Records from a collection of figures:
------------------------------------------------
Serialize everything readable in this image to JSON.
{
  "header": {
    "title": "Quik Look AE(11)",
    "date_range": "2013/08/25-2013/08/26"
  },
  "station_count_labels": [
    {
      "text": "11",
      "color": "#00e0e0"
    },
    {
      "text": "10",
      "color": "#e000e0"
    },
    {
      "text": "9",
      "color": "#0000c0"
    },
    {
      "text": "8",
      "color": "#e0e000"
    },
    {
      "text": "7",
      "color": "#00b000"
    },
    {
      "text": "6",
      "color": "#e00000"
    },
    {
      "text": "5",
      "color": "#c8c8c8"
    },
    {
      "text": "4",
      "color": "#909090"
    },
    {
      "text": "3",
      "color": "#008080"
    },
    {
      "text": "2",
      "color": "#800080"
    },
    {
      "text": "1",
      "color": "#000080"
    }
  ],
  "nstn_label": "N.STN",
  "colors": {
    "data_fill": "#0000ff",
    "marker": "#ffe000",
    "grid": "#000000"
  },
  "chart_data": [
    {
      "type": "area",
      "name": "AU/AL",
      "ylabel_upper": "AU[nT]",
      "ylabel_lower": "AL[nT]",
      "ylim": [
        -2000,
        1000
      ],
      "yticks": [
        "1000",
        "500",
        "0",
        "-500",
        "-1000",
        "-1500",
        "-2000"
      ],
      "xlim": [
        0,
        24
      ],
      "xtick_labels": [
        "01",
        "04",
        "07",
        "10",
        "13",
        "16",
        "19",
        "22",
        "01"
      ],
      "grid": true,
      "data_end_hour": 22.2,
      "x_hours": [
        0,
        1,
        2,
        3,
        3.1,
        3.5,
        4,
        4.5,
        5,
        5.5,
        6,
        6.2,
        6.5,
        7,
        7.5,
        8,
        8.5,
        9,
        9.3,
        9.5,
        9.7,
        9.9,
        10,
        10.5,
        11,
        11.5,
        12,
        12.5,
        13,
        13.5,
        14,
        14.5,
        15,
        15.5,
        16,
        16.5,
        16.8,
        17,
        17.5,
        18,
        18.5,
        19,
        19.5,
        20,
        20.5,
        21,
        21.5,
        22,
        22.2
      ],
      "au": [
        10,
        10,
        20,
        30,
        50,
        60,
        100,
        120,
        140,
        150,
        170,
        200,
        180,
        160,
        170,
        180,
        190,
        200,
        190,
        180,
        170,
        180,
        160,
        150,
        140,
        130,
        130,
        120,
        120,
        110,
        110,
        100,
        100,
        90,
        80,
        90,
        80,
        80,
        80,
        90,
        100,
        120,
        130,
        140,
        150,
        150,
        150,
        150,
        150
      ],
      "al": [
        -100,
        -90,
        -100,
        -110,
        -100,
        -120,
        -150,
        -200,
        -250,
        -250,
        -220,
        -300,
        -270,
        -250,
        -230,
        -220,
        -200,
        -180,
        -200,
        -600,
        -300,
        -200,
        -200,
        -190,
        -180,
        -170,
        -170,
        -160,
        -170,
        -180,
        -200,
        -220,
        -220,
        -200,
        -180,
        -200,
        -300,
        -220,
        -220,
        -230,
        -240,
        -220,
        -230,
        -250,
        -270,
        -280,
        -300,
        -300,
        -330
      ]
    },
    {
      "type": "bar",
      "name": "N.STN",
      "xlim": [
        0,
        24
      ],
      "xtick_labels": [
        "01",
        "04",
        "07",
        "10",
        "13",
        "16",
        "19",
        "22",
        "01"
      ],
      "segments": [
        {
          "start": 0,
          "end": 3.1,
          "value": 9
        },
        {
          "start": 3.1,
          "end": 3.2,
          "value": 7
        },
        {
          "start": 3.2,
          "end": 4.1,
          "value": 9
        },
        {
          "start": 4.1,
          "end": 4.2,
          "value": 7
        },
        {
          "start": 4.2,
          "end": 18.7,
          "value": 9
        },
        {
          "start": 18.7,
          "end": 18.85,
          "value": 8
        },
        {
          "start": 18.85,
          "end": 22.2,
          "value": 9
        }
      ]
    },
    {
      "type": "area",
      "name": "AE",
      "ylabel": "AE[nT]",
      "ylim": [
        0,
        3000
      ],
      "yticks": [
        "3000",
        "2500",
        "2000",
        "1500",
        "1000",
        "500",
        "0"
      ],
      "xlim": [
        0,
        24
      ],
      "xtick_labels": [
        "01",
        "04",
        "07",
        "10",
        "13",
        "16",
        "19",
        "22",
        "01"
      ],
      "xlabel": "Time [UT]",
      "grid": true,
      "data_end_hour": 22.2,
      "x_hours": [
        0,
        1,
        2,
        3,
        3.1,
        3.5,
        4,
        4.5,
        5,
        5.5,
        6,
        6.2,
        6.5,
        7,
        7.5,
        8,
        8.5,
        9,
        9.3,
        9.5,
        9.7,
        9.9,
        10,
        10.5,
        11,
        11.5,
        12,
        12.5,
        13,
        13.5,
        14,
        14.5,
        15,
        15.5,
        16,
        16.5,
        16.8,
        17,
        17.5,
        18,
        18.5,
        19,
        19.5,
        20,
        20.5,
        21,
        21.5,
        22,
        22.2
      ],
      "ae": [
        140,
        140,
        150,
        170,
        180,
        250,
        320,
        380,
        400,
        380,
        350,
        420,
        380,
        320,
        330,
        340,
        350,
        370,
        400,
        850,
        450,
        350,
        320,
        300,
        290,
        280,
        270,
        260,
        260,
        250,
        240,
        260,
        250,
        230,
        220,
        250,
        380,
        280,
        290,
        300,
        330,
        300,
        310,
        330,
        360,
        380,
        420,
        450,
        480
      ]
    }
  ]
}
------------------------------------------------
- Task requirements: Across all the entries, count the lines that contain the word "start" and give the number by itself.

- Correct result: 7